• **Instruction**
Identify the lines holding "students" and copy them.

** start Dataset extract **

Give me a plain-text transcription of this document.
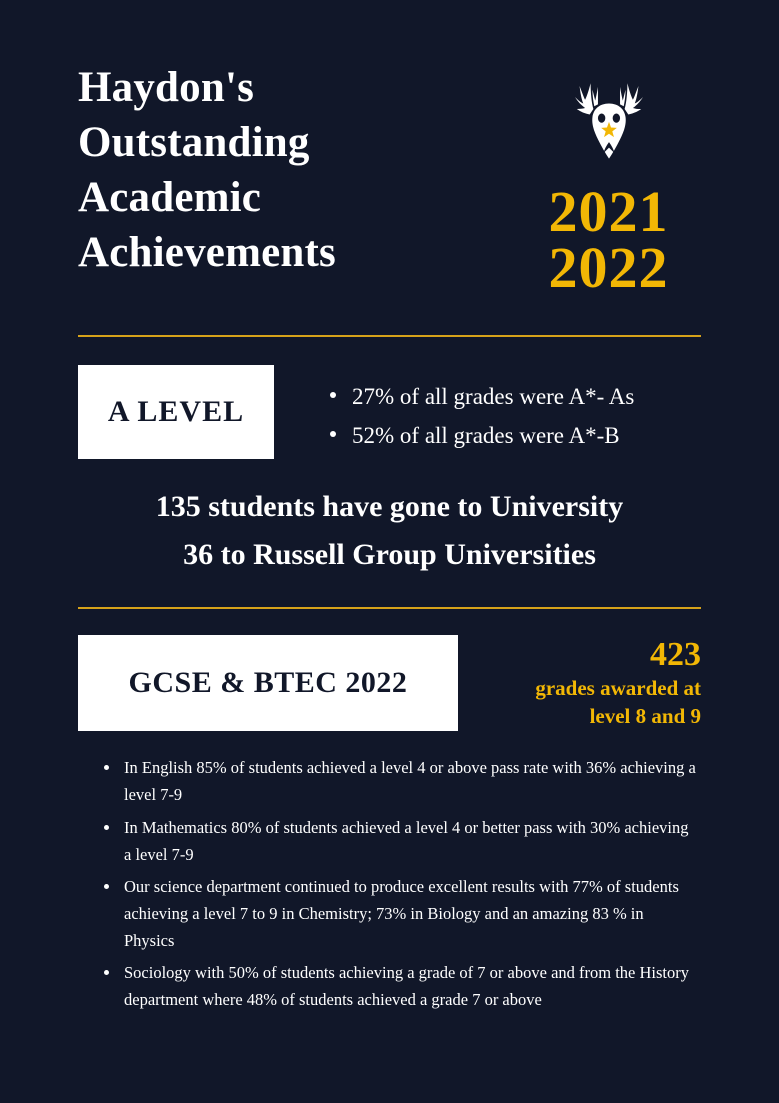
Haydon's
Outstanding
Academic
Achievements
2021
2022
A LEVEL	27% of all grades were A*- As
52% of all grades were A*-B
135 students have gone to University
36 to Russell Group Universities
GCSE & BTEC 2022
423
grades awarded at
level 8 and 9
In English 85% of students achieved a level 4 or above pass rate with 36% achieving a level 7-9
In Mathematics 80% of students achieved a level 4 or better pass with 30% achieving a level 7-9
Our science department continued to produce excellent results with 77% of students achieving a level 7 to 9 in Chemistry; 73% in Biology and an amazing 83 % in Physics
Sociology with 50% of students achieving a grade of 7 or above and from the History department where 48% of students achieved a grade 7 or above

** end Dataset extract **

• **Solution below**
135 students have gone to University
In English 85% of students achieved a level 4 or above pass rate with 36% achieving a level 7-9
In Mathematics 80% of students achieved a level 4 or better pass with 30% achieving a level 7-9
Our science department continued to produce excellent results with 77% of students achieving a level 7 to 9 in Chemistry; 73% in Biology and an amazing 83 % in Physics
Sociology with 50% of students achieving a grade of 7 or above and from the History department where 48% of students achieved a grade 7 or above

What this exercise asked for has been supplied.